Set task.
In the records below, find each line containing the word "Version" and copy it.

(Dataset listings of figures)
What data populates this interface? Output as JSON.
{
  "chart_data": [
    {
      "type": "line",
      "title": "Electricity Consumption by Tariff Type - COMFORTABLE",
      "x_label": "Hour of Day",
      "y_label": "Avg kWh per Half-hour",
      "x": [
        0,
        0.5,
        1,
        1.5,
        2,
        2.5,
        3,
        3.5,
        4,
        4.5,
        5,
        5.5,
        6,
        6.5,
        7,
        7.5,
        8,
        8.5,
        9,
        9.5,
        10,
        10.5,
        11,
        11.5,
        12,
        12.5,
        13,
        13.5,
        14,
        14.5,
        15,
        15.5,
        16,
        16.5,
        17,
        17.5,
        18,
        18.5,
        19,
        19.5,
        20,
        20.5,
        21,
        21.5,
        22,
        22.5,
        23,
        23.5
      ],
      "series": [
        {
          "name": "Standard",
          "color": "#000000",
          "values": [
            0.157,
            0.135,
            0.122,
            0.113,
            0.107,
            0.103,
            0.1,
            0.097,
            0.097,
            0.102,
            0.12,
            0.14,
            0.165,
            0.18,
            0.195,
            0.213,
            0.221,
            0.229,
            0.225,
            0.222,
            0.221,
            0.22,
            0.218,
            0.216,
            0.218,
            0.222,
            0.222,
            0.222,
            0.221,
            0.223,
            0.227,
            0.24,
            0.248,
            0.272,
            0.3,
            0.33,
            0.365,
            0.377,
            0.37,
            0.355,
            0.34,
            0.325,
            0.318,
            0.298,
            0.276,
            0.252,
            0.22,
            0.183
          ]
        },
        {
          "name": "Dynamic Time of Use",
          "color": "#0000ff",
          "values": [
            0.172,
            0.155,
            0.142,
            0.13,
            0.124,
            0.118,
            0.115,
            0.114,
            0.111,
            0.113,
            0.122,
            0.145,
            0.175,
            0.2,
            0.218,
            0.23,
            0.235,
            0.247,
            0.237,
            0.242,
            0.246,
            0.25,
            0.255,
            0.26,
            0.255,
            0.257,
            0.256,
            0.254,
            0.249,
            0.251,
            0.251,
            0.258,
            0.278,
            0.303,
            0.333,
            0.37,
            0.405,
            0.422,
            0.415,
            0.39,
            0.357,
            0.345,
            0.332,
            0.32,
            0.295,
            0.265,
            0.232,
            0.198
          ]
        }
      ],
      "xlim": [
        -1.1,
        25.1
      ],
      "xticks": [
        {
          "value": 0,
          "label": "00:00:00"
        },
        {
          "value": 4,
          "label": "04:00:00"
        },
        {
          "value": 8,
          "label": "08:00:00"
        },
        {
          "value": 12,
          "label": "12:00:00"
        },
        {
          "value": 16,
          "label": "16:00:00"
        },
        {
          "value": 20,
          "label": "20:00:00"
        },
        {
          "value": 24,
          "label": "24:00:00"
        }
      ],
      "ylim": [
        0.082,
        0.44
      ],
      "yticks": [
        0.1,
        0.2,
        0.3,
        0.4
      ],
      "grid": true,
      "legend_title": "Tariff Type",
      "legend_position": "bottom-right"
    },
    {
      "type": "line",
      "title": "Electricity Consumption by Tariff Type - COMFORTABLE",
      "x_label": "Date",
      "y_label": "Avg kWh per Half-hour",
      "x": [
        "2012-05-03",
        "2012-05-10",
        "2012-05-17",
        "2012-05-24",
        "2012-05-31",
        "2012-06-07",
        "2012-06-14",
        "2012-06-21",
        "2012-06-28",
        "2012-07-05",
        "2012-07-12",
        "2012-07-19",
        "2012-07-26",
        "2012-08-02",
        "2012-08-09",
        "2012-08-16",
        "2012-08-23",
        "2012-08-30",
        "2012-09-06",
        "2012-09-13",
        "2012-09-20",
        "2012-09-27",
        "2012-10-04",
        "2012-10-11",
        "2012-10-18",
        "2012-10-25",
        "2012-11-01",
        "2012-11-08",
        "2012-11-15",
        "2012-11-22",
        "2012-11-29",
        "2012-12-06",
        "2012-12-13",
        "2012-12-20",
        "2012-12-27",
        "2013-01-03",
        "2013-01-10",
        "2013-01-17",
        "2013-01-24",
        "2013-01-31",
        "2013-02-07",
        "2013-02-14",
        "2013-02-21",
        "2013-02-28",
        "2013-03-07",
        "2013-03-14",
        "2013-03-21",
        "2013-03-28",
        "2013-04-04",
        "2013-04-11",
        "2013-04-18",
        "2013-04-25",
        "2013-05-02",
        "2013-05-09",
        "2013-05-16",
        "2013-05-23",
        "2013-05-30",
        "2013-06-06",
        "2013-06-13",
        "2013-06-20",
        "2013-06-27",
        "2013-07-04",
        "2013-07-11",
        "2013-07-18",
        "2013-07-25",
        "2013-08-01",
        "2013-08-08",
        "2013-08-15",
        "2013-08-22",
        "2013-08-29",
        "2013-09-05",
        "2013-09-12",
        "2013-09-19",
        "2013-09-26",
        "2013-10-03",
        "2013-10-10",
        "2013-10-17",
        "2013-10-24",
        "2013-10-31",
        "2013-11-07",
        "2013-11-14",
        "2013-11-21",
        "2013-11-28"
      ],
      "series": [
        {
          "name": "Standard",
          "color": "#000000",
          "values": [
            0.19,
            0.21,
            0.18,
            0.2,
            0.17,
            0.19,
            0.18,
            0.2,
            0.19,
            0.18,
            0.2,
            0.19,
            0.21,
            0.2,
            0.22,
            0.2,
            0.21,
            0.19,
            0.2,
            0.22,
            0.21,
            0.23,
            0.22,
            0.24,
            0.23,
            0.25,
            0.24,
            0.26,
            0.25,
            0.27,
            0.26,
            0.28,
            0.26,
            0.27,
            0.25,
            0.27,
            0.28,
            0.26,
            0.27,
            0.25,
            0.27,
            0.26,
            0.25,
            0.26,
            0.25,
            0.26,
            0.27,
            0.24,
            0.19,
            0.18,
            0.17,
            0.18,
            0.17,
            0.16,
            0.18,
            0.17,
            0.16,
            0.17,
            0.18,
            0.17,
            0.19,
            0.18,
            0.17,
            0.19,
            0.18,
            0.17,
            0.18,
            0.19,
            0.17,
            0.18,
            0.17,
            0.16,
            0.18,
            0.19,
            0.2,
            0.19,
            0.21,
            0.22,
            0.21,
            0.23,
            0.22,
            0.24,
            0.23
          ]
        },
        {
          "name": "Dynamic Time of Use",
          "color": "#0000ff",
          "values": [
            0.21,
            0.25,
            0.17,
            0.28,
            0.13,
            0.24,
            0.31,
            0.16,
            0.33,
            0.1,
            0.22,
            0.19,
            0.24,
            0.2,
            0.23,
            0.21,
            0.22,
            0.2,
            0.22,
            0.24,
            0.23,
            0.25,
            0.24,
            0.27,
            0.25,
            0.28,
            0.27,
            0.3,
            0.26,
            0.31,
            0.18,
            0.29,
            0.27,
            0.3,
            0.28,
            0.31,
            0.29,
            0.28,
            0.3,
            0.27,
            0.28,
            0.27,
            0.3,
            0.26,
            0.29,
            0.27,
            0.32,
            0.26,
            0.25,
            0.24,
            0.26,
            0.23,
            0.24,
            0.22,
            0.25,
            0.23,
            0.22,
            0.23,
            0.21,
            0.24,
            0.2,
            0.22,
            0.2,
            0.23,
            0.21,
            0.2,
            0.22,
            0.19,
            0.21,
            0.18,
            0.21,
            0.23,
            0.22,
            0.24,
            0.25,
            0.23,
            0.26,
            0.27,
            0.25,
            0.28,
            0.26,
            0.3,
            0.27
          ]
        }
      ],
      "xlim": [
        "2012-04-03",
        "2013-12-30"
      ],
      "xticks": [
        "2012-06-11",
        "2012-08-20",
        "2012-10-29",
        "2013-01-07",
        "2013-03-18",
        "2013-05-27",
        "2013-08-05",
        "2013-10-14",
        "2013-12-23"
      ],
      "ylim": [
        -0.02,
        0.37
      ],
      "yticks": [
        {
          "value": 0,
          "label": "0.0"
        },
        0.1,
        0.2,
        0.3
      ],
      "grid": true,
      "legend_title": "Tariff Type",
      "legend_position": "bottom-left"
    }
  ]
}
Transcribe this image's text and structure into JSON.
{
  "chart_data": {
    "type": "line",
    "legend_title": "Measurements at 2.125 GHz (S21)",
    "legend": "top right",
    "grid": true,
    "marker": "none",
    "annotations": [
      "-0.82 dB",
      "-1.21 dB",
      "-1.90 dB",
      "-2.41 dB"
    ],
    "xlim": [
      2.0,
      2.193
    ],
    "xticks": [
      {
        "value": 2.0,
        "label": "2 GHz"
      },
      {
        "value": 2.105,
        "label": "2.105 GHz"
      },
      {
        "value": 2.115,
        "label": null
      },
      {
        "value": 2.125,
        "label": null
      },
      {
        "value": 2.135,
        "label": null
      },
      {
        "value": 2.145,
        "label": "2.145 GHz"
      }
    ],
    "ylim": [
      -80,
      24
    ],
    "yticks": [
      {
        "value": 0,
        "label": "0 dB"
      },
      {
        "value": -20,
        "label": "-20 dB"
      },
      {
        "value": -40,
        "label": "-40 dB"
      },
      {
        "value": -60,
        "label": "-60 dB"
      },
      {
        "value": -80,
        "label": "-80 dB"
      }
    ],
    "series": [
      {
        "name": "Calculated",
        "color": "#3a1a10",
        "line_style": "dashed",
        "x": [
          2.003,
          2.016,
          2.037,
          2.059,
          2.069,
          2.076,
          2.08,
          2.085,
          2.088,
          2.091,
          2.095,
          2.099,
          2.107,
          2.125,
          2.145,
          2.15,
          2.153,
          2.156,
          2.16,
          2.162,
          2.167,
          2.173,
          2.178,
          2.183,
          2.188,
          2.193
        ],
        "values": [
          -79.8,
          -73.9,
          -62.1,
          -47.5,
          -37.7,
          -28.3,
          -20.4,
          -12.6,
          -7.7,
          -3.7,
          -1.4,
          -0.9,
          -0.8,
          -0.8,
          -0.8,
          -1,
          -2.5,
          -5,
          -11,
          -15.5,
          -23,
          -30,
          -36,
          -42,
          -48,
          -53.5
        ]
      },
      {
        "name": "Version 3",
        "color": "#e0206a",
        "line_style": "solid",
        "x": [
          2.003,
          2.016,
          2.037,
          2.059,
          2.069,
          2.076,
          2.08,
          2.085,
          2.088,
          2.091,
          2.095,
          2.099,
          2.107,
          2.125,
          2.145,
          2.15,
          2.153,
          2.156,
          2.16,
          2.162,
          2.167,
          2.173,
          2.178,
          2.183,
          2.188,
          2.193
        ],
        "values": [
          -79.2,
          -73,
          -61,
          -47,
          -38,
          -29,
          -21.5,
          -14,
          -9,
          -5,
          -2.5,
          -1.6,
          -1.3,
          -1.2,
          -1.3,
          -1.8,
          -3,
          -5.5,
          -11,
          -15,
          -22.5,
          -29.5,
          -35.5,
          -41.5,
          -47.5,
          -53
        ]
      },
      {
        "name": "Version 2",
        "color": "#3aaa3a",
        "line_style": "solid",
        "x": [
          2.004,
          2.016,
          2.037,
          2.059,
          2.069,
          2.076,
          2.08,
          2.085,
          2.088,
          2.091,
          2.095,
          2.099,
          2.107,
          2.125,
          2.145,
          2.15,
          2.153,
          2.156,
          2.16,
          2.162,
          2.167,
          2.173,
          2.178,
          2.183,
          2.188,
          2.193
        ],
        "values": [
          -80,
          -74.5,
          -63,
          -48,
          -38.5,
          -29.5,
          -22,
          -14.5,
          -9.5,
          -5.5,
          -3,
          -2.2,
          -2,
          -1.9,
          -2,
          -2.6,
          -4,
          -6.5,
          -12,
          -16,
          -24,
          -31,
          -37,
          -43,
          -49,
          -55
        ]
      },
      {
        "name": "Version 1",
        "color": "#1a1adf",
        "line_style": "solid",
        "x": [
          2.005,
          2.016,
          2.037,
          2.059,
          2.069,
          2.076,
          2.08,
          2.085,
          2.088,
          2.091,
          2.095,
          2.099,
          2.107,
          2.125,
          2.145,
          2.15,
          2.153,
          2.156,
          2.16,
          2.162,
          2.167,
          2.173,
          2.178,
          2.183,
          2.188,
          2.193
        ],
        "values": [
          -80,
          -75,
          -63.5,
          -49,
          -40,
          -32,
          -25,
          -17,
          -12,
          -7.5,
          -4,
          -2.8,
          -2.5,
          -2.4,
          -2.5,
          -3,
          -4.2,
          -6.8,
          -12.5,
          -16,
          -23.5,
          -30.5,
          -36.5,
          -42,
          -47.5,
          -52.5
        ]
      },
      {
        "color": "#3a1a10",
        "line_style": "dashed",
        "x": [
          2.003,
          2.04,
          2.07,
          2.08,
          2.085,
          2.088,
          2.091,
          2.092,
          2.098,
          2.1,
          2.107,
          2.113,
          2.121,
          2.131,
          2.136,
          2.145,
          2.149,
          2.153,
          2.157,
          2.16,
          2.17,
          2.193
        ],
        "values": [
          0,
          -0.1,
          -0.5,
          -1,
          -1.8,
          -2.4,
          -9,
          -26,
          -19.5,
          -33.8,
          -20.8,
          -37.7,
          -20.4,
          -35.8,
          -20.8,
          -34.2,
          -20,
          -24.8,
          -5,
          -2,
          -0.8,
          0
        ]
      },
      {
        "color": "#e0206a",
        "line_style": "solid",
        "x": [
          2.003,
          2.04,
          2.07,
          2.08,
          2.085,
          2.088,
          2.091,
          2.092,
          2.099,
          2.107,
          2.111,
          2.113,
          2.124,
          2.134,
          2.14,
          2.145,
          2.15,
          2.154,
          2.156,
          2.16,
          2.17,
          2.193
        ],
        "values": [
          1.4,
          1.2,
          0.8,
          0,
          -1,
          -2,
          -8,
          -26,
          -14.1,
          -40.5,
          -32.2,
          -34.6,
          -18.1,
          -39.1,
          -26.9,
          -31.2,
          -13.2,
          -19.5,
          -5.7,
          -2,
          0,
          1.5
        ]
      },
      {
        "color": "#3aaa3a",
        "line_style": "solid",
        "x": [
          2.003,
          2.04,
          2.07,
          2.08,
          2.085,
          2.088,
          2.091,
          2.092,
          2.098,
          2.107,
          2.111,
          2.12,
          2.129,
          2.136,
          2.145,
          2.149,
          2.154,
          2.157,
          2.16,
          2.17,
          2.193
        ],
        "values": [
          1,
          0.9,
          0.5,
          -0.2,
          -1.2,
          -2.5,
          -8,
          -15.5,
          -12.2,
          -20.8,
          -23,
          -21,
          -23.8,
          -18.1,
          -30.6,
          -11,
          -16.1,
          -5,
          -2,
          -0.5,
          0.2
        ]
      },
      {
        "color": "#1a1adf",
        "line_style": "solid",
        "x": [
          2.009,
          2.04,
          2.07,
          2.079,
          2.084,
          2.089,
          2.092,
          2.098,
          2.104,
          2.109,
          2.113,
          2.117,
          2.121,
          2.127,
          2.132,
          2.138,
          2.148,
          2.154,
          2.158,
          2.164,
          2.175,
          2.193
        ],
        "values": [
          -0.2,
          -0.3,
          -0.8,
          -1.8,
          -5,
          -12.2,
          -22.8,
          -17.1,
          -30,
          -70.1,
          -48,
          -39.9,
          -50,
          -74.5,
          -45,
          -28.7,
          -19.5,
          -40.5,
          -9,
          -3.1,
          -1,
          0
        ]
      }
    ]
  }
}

Exercise result.
        "name": "Version 3",
        "name": "Version 2",
        "name": "Version 1",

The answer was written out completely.